* START *
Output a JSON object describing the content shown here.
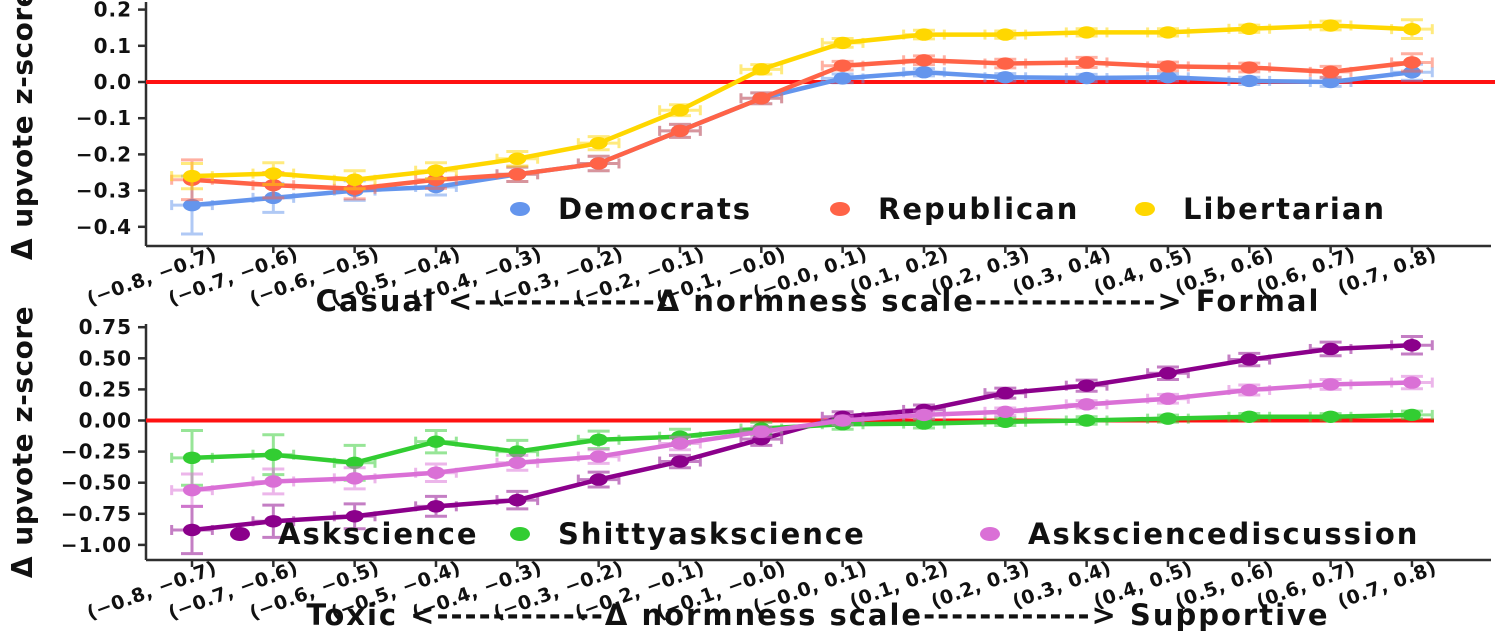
{
  "figure_text": {
    "top_xlabel": "Casual <-------------Δ normness scale-------------> Formal",
    "bottom_xlabel": "Toxic <------------Δ normness scale------------> Supportive",
    "ylabel": "Δ upvote z-score"
  },
  "colors": {
    "zero_line": "#ff1111",
    "axis": "#2f2f2f",
    "text": "#111111",
    "democrats": "#6495ED",
    "republican": "#FF6347",
    "libertarian": "#FFD700",
    "askscience": "#8B008B",
    "shittyaskscience": "#32CD32",
    "asksciencediscussion": "#DA70D6"
  },
  "chart_data": [
    {
      "type": "line",
      "title": "",
      "xlabel": "Casual <-------------Δ normness scale-------------> Formal",
      "ylabel": "Δ upvote z-score",
      "grid": false,
      "legend_position": "inside-bottom",
      "zero_line": 0.0,
      "ylim": [
        -0.45,
        0.23
      ],
      "yticks": [
        0.2,
        0.1,
        0.0,
        -0.1,
        -0.2,
        -0.3,
        -0.4
      ],
      "ytick_labels": [
        "0.2",
        "0.1",
        "0.0",
        "−0.1",
        "−0.2",
        "−0.3",
        "−0.4"
      ],
      "categories": [
        "(−0.8, −0.7)",
        "(−0.7, −0.6)",
        "(−0.6, −0.5)",
        "(−0.5, −0.4)",
        "(−0.4, −0.3)",
        "(−0.3, −0.2)",
        "(−0.2, −0.1)",
        "(−0.1, −0.0)",
        "(−0.0, 0.1)",
        "(0.1, 0.2)",
        "(0.2, 0.3)",
        "(0.3, 0.4)",
        "(0.4, 0.5)",
        "(0.5, 0.6)",
        "(0.6, 0.7)",
        "(0.7, 0.8)"
      ],
      "xerr": 0.025,
      "series": [
        {
          "name": "Democrats",
          "color": "#6495ED",
          "values": [
            -0.34,
            -0.32,
            -0.3,
            -0.29,
            -0.255,
            -0.225,
            -0.135,
            -0.045,
            0.01,
            0.027,
            0.013,
            0.011,
            0.013,
            0.003,
            0.0,
            0.027
          ],
          "yerr": [
            0.08,
            0.04,
            0.027,
            0.022,
            0.02,
            0.02,
            0.018,
            0.015,
            0.012,
            0.01,
            0.01,
            0.01,
            0.01,
            0.01,
            0.012,
            0.022
          ]
        },
        {
          "name": "Republican",
          "color": "#FF6347",
          "values": [
            -0.27,
            -0.285,
            -0.295,
            -0.27,
            -0.255,
            -0.225,
            -0.135,
            -0.045,
            0.045,
            0.06,
            0.051,
            0.054,
            0.043,
            0.04,
            0.028,
            0.054
          ],
          "yerr": [
            0.055,
            0.035,
            0.028,
            0.024,
            0.02,
            0.02,
            0.018,
            0.015,
            0.012,
            0.012,
            0.012,
            0.014,
            0.012,
            0.012,
            0.015,
            0.024
          ]
        },
        {
          "name": "Libertarian",
          "color": "#FFD700",
          "values": [
            -0.26,
            -0.253,
            -0.27,
            -0.245,
            -0.212,
            -0.169,
            -0.078,
            0.035,
            0.108,
            0.131,
            0.131,
            0.137,
            0.137,
            0.147,
            0.156,
            0.146
          ],
          "yerr": [
            0.035,
            0.03,
            0.025,
            0.022,
            0.02,
            0.018,
            0.015,
            0.013,
            0.012,
            0.012,
            0.01,
            0.01,
            0.01,
            0.01,
            0.012,
            0.026
          ]
        }
      ]
    },
    {
      "type": "line",
      "title": "",
      "xlabel": "Toxic <------------Δ normness scale------------> Supportive",
      "ylabel": "Δ upvote z-score",
      "grid": false,
      "legend_position": "inside-bottom",
      "zero_line": 0.0,
      "ylim": [
        -1.11,
        0.81
      ],
      "yticks": [
        0.75,
        0.5,
        0.25,
        0.0,
        -0.25,
        -0.5,
        -0.75,
        -1.0
      ],
      "ytick_labels": [
        "0.75",
        "0.50",
        "0.25",
        "0.00",
        "−0.25",
        "−0.50",
        "−0.75",
        "−1.00"
      ],
      "categories": [
        "(−0.8, −0.7)",
        "(−0.7, −0.6)",
        "(−0.6, −0.5)",
        "(−0.5, −0.4)",
        "(−0.4, −0.3)",
        "(−0.3, −0.2)",
        "(−0.2, −0.1)",
        "(−0.1, −0.0)",
        "(−0.0, 0.1)",
        "(0.1, 0.2)",
        "(0.2, 0.3)",
        "(0.3, 0.4)",
        "(0.4, 0.5)",
        "(0.5, 0.6)",
        "(0.6, 0.7)",
        "(0.7, 0.8)"
      ],
      "xerr": 0.025,
      "series": [
        {
          "name": "Askscience",
          "color": "#8B008B",
          "values": [
            -0.88,
            -0.81,
            -0.77,
            -0.69,
            -0.64,
            -0.475,
            -0.33,
            -0.15,
            0.03,
            0.085,
            0.22,
            0.28,
            0.38,
            0.49,
            0.575,
            0.605
          ],
          "yerr": [
            0.19,
            0.13,
            0.1,
            0.08,
            0.07,
            0.06,
            0.05,
            0.05,
            0.04,
            0.04,
            0.04,
            0.045,
            0.05,
            0.05,
            0.055,
            0.07
          ]
        },
        {
          "name": "Shittyaskscience",
          "color": "#32CD32",
          "values": [
            -0.3,
            -0.275,
            -0.34,
            -0.17,
            -0.25,
            -0.155,
            -0.13,
            -0.065,
            -0.03,
            -0.025,
            -0.01,
            0.0,
            0.015,
            0.03,
            0.03,
            0.045
          ],
          "yerr": [
            0.22,
            0.16,
            0.14,
            0.09,
            0.09,
            0.07,
            0.06,
            0.05,
            0.04,
            0.035,
            0.03,
            0.03,
            0.028,
            0.026,
            0.025,
            0.03
          ]
        },
        {
          "name": "Asksciencediscussion",
          "color": "#DA70D6",
          "values": [
            -0.56,
            -0.49,
            -0.465,
            -0.42,
            -0.34,
            -0.29,
            -0.185,
            -0.09,
            0.0,
            0.045,
            0.07,
            0.13,
            0.175,
            0.245,
            0.29,
            0.305
          ],
          "yerr": [
            0.13,
            0.1,
            0.085,
            0.07,
            0.06,
            0.055,
            0.05,
            0.04,
            0.035,
            0.03,
            0.03,
            0.03,
            0.035,
            0.04,
            0.04,
            0.05
          ]
        }
      ]
    }
  ]
}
* END *
Leave out the pictures and transcribe the entries above exactly.

EXERCISE SOLUTION:
Output a JSON object describing the content shown here.
{
  "figure_text": {
    "top_xlabel": "Casual <-------------Δ normness scale-------------> Formal",
    "bottom_xlabel": "Toxic <------------Δ normness scale------------> Supportive",
    "ylabel": "Δ upvote z-score"
  },
  "colors": {
    "zero_line": "#ff1111",
    "axis": "#2f2f2f",
    "text": "#111111",
    "democrats": "#6495ED",
    "republican": "#FF6347",
    "libertarian": "#FFD700",
    "askscience": "#8B008B",
    "shittyaskscience": "#32CD32",
    "asksciencediscussion": "#DA70D6"
  },
  "chart_data": [
    {
      "type": "line",
      "title": "",
      "xlabel": "Casual <-------------Δ normness scale-------------> Formal",
      "ylabel": "Δ upvote z-score",
      "grid": false,
      "legend_position": "inside-bottom",
      "zero_line": 0.0,
      "ylim": [
        -0.45,
        0.23
      ],
      "yticks": [
        0.2,
        0.1,
        0.0,
        -0.1,
        -0.2,
        -0.3,
        -0.4
      ],
      "ytick_labels": [
        "0.2",
        "0.1",
        "0.0",
        "−0.1",
        "−0.2",
        "−0.3",
        "−0.4"
      ],
      "categories": [
        "(−0.8, −0.7)",
        "(−0.7, −0.6)",
        "(−0.6, −0.5)",
        "(−0.5, −0.4)",
        "(−0.4, −0.3)",
        "(−0.3, −0.2)",
        "(−0.2, −0.1)",
        "(−0.1, −0.0)",
        "(−0.0, 0.1)",
        "(0.1, 0.2)",
        "(0.2, 0.3)",
        "(0.3, 0.4)",
        "(0.4, 0.5)",
        "(0.5, 0.6)",
        "(0.6, 0.7)",
        "(0.7, 0.8)"
      ],
      "xerr": 0.025,
      "series": [
        {
          "name": "Democrats",
          "color": "#6495ED",
          "values": [
            -0.34,
            -0.32,
            -0.3,
            -0.29,
            -0.255,
            -0.225,
            -0.135,
            -0.045,
            0.01,
            0.027,
            0.013,
            0.011,
            0.013,
            0.003,
            0.0,
            0.027
          ],
          "yerr": [
            0.08,
            0.04,
            0.027,
            0.022,
            0.02,
            0.02,
            0.018,
            0.015,
            0.012,
            0.01,
            0.01,
            0.01,
            0.01,
            0.01,
            0.012,
            0.022
          ]
        },
        {
          "name": "Republican",
          "color": "#FF6347",
          "values": [
            -0.27,
            -0.285,
            -0.295,
            -0.27,
            -0.255,
            -0.225,
            -0.135,
            -0.045,
            0.045,
            0.06,
            0.051,
            0.054,
            0.043,
            0.04,
            0.028,
            0.054
          ],
          "yerr": [
            0.055,
            0.035,
            0.028,
            0.024,
            0.02,
            0.02,
            0.018,
            0.015,
            0.012,
            0.012,
            0.012,
            0.014,
            0.012,
            0.012,
            0.015,
            0.024
          ]
        },
        {
          "name": "Libertarian",
          "color": "#FFD700",
          "values": [
            -0.26,
            -0.253,
            -0.27,
            -0.245,
            -0.212,
            -0.169,
            -0.078,
            0.035,
            0.108,
            0.131,
            0.131,
            0.137,
            0.137,
            0.147,
            0.156,
            0.146
          ],
          "yerr": [
            0.035,
            0.03,
            0.025,
            0.022,
            0.02,
            0.018,
            0.015,
            0.013,
            0.012,
            0.012,
            0.01,
            0.01,
            0.01,
            0.01,
            0.012,
            0.026
          ]
        }
      ]
    },
    {
      "type": "line",
      "title": "",
      "xlabel": "Toxic <------------Δ normness scale------------> Supportive",
      "ylabel": "Δ upvote z-score",
      "grid": false,
      "legend_position": "inside-bottom",
      "zero_line": 0.0,
      "ylim": [
        -1.11,
        0.81
      ],
      "yticks": [
        0.75,
        0.5,
        0.25,
        0.0,
        -0.25,
        -0.5,
        -0.75,
        -1.0
      ],
      "ytick_labels": [
        "0.75",
        "0.50",
        "0.25",
        "0.00",
        "−0.25",
        "−0.50",
        "−0.75",
        "−1.00"
      ],
      "categories": [
        "(−0.8, −0.7)",
        "(−0.7, −0.6)",
        "(−0.6, −0.5)",
        "(−0.5, −0.4)",
        "(−0.4, −0.3)",
        "(−0.3, −0.2)",
        "(−0.2, −0.1)",
        "(−0.1, −0.0)",
        "(−0.0, 0.1)",
        "(0.1, 0.2)",
        "(0.2, 0.3)",
        "(0.3, 0.4)",
        "(0.4, 0.5)",
        "(0.5, 0.6)",
        "(0.6, 0.7)",
        "(0.7, 0.8)"
      ],
      "xerr": 0.025,
      "series": [
        {
          "name": "Askscience",
          "color": "#8B008B",
          "values": [
            -0.88,
            -0.81,
            -0.77,
            -0.69,
            -0.64,
            -0.475,
            -0.33,
            -0.15,
            0.03,
            0.085,
            0.22,
            0.28,
            0.38,
            0.49,
            0.575,
            0.605
          ],
          "yerr": [
            0.19,
            0.13,
            0.1,
            0.08,
            0.07,
            0.06,
            0.05,
            0.05,
            0.04,
            0.04,
            0.04,
            0.045,
            0.05,
            0.05,
            0.055,
            0.07
          ]
        },
        {
          "name": "Shittyaskscience",
          "color": "#32CD32",
          "values": [
            -0.3,
            -0.275,
            -0.34,
            -0.17,
            -0.25,
            -0.155,
            -0.13,
            -0.065,
            -0.03,
            -0.025,
            -0.01,
            0.0,
            0.015,
            0.03,
            0.03,
            0.045
          ],
          "yerr": [
            0.22,
            0.16,
            0.14,
            0.09,
            0.09,
            0.07,
            0.06,
            0.05,
            0.04,
            0.035,
            0.03,
            0.03,
            0.028,
            0.026,
            0.025,
            0.03
          ]
        },
        {
          "name": "Asksciencediscussion",
          "color": "#DA70D6",
          "values": [
            -0.56,
            -0.49,
            -0.465,
            -0.42,
            -0.34,
            -0.29,
            -0.185,
            -0.09,
            0.0,
            0.045,
            0.07,
            0.13,
            0.175,
            0.245,
            0.29,
            0.305
          ],
          "yerr": [
            0.13,
            0.1,
            0.085,
            0.07,
            0.06,
            0.055,
            0.05,
            0.04,
            0.035,
            0.03,
            0.03,
            0.03,
            0.035,
            0.04,
            0.04,
            0.05
          ]
        }
      ]
    }
  ]
}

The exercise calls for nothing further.